What the task requires> Reproduce every entry exactly.

Dataset records>
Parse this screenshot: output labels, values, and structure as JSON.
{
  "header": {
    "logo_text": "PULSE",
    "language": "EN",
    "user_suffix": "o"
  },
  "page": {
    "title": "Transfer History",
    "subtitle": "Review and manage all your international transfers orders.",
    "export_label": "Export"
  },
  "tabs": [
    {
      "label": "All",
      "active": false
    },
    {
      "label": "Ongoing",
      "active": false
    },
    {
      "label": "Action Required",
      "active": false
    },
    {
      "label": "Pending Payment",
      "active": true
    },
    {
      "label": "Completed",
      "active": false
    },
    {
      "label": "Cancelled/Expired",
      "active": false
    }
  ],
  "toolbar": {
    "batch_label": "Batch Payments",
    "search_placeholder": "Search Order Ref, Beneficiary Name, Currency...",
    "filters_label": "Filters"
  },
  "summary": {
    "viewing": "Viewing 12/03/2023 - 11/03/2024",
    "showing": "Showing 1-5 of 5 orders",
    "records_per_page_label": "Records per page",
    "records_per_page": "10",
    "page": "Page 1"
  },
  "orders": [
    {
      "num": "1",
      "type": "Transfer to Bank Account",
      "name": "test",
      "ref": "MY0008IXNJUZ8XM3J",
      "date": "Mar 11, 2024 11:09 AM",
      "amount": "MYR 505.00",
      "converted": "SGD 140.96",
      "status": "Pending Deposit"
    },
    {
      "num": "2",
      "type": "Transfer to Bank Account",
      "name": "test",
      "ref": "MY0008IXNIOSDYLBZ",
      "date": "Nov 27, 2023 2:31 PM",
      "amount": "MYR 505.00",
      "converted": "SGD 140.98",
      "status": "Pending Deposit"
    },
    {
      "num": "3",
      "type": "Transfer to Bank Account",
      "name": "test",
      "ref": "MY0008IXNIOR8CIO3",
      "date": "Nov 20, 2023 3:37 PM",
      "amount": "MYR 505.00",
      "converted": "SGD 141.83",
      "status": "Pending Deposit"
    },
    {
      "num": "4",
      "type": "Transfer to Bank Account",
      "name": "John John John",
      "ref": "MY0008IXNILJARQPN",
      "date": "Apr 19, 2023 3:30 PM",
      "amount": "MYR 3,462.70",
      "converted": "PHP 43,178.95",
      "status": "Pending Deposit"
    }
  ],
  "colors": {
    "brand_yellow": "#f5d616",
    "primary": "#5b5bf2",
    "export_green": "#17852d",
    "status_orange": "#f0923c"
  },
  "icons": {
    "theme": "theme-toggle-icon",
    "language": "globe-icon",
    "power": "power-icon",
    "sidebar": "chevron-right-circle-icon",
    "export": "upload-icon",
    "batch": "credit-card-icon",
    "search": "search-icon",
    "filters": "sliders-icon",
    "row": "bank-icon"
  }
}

Complete answer>
Parse this screenshot: output labels, values, and structure as JSON.
{
  "header": {
    "logo_text": "PULSE",
    "language": "EN",
    "user_suffix": "o"
  },
  "page": {
    "title": "Transfer History",
    "subtitle": "Review and manage all your international transfers orders.",
    "export_label": "Export"
  },
  "tabs": [
    {
      "label": "All",
      "active": false
    },
    {
      "label": "Ongoing",
      "active": false
    },
    {
      "label": "Action Required",
      "active": false
    },
    {
      "label": "Pending Payment",
      "active": true
    },
    {
      "label": "Completed",
      "active": false
    },
    {
      "label": "Cancelled/Expired",
      "active": false
    }
  ],
  "toolbar": {
    "batch_label": "Batch Payments",
    "search_placeholder": "Search Order Ref, Beneficiary Name, Currency...",
    "filters_label": "Filters"
  },
  "summary": {
    "viewing": "Viewing 12/03/2023 - 11/03/2024",
    "showing": "Showing 1-5 of 5 orders",
    "records_per_page_label": "Records per page",
    "records_per_page": "10",
    "page": "Page 1"
  },
  "orders": [
    {
      "num": "1",
      "type": "Transfer to Bank Account",
      "name": "test",
      "ref": "MY0008IXNJUZ8XM3J",
      "date": "Mar 11, 2024 11:09 AM",
      "amount": "MYR 505.00",
      "converted": "SGD 140.96",
      "status": "Pending Deposit"
    },
    {
      "num": "2",
      "type": "Transfer to Bank Account",
      "name": "test",
      "ref": "MY0008IXNIOSDYLBZ",
      "date": "Nov 27, 2023 2:31 PM",
      "amount": "MYR 505.00",
      "converted": "SGD 140.98",
      "status": "Pending Deposit"
    },
    {
      "num": "3",
      "type": "Transfer to Bank Account",
      "name": "test",
      "ref": "MY0008IXNIOR8CIO3",
      "date": "Nov 20, 2023 3:37 PM",
      "amount": "MYR 505.00",
      "converted": "SGD 141.83",
      "status": "Pending Deposit"
    },
    {
      "num": "4",
      "type": "Transfer to Bank Account",
      "name": "John John John",
      "ref": "MY0008IXNILJARQPN",
      "date": "Apr 19, 2023 3:30 PM",
      "amount": "MYR 3,462.70",
      "converted": "PHP 43,178.95",
      "status": "Pending Deposit"
    }
  ],
  "colors": {
    "brand_yellow": "#f5d616",
    "primary": "#5b5bf2",
    "export_green": "#17852d",
    "status_orange": "#f0923c"
  },
  "icons": {
    "theme": "theme-toggle-icon",
    "language": "globe-icon",
    "power": "power-icon",
    "sidebar": "chevron-right-circle-icon",
    "export": "upload-icon",
    "batch": "credit-card-icon",
    "search": "search-icon",
    "filters": "sliders-icon",
    "row": "bank-icon"
  }
}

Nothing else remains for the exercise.